Exercise ::
Scan the listing below and copy every line holding "fold".

[Rows from a figure dataset]
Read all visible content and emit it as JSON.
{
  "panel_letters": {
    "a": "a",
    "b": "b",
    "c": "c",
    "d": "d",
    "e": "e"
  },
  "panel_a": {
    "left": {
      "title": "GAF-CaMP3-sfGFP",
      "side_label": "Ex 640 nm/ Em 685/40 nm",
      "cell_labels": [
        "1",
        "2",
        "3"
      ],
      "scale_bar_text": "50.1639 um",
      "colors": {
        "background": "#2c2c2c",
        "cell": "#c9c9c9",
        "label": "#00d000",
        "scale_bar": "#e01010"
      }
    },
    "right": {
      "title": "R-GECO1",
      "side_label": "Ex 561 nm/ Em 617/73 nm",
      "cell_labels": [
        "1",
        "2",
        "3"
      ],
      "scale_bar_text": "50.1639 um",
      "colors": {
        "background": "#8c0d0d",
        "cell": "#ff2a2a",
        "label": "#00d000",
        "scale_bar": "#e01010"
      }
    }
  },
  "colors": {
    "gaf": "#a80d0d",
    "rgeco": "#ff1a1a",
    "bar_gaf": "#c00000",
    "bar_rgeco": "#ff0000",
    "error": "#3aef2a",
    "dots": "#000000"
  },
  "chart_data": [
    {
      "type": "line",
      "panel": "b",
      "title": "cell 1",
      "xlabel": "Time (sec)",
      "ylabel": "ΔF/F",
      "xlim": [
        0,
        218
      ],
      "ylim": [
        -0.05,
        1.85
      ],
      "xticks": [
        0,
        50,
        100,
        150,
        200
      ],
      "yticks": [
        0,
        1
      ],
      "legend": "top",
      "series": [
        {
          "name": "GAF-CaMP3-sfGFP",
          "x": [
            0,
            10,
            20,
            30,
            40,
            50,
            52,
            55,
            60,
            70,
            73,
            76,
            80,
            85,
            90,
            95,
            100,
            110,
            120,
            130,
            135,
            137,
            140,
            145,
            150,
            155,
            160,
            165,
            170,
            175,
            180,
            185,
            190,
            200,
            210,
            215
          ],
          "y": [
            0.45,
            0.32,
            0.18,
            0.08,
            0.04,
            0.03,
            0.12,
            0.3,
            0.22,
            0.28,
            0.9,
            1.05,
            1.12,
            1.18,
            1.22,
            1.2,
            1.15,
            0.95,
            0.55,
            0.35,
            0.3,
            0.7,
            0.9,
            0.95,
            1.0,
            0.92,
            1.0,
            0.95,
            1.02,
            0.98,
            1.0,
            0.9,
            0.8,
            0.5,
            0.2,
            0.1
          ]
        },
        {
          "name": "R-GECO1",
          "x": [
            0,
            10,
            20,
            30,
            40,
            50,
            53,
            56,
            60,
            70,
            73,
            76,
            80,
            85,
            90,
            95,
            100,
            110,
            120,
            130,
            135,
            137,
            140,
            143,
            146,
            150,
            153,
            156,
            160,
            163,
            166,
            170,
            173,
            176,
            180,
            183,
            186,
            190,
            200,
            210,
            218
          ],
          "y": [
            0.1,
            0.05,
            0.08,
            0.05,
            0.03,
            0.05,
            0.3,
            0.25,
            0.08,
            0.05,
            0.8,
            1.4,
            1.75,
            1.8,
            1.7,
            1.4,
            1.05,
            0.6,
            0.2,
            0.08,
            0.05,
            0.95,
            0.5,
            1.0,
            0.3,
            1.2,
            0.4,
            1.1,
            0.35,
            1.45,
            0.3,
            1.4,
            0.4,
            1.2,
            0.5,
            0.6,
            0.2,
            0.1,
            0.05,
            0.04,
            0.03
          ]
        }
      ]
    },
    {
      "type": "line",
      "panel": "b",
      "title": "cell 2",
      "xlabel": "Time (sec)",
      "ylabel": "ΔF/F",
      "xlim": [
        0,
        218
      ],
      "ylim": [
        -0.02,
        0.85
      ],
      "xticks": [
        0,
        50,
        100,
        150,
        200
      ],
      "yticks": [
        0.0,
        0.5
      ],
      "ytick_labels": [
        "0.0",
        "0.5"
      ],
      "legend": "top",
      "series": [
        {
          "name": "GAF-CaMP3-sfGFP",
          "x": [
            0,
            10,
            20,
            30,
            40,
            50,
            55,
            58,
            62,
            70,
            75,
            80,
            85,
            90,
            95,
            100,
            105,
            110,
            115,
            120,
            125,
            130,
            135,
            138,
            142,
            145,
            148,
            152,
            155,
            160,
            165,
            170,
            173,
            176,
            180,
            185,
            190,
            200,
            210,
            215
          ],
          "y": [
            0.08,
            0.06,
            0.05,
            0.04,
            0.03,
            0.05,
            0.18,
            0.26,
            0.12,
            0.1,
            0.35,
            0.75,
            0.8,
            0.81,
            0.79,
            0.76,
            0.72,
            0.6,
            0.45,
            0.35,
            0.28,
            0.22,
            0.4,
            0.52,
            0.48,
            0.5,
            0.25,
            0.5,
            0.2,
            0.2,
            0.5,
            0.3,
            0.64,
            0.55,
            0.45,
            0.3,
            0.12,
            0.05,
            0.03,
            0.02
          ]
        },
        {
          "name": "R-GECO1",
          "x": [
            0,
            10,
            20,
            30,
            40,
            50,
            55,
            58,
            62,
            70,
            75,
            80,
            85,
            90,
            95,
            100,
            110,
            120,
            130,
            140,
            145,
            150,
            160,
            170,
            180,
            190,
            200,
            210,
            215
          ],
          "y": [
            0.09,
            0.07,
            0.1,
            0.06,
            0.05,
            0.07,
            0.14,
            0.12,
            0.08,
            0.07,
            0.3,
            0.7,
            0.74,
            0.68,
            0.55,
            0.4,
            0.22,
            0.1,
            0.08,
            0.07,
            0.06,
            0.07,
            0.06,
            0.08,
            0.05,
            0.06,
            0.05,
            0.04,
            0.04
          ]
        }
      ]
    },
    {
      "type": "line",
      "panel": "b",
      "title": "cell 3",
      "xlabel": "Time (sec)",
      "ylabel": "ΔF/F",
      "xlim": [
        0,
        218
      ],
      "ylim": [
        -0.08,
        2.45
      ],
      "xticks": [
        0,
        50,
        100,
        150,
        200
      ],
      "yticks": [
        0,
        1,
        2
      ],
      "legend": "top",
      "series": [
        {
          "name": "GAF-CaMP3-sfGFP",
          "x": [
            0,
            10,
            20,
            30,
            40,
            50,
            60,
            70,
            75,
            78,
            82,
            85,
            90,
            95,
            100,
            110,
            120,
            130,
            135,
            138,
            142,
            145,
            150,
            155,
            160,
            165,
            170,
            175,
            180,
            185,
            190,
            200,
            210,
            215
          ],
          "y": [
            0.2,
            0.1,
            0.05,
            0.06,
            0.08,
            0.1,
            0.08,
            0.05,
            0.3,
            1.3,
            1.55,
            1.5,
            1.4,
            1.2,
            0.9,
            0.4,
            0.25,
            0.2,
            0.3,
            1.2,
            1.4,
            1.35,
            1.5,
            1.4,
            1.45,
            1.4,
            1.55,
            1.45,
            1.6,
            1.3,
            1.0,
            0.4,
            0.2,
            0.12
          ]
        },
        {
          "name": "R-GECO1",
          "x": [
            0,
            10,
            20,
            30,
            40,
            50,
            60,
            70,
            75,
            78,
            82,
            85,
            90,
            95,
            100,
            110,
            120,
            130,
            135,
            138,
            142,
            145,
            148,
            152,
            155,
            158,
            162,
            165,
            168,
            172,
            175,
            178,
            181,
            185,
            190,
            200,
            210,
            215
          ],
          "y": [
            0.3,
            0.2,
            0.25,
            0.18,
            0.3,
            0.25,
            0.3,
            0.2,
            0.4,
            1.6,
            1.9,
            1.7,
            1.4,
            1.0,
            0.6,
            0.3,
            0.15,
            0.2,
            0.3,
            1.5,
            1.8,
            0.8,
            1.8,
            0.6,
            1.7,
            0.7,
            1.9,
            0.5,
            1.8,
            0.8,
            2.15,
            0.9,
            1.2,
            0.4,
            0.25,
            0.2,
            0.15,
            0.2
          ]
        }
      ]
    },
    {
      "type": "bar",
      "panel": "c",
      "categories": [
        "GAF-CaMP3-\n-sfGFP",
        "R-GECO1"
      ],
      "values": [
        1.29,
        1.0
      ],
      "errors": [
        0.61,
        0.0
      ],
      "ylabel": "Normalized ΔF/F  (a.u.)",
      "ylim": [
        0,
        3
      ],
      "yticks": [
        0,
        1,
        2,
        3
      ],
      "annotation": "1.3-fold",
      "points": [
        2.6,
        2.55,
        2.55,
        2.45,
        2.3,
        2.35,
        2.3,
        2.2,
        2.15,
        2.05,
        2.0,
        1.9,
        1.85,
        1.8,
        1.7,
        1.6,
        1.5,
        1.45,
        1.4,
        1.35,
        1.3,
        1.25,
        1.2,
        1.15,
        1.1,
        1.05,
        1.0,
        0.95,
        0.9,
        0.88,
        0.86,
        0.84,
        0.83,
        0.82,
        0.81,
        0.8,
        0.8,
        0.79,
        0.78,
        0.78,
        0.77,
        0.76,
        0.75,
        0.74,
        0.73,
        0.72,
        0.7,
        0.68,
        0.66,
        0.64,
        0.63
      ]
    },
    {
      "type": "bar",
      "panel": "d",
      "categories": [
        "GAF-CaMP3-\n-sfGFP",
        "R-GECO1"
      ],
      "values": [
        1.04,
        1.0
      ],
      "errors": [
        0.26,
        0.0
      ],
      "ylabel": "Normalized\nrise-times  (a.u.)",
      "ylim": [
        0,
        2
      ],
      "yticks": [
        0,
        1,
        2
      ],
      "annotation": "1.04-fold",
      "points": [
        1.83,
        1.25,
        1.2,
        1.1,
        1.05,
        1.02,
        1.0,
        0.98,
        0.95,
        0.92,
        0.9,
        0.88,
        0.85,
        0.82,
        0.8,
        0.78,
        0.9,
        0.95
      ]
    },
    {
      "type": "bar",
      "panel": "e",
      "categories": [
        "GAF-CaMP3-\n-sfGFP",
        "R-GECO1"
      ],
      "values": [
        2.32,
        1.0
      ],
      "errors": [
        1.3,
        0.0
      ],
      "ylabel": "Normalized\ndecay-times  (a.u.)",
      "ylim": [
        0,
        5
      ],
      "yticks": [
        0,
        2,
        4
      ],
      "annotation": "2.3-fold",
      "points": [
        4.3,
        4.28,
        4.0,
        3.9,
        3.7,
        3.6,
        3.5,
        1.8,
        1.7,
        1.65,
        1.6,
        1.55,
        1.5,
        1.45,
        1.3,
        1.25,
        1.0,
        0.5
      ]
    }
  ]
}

Written response ::
      "annotation": "1.3-fold",
      "annotation": "1.04-fold",
      "annotation": "2.3-fold",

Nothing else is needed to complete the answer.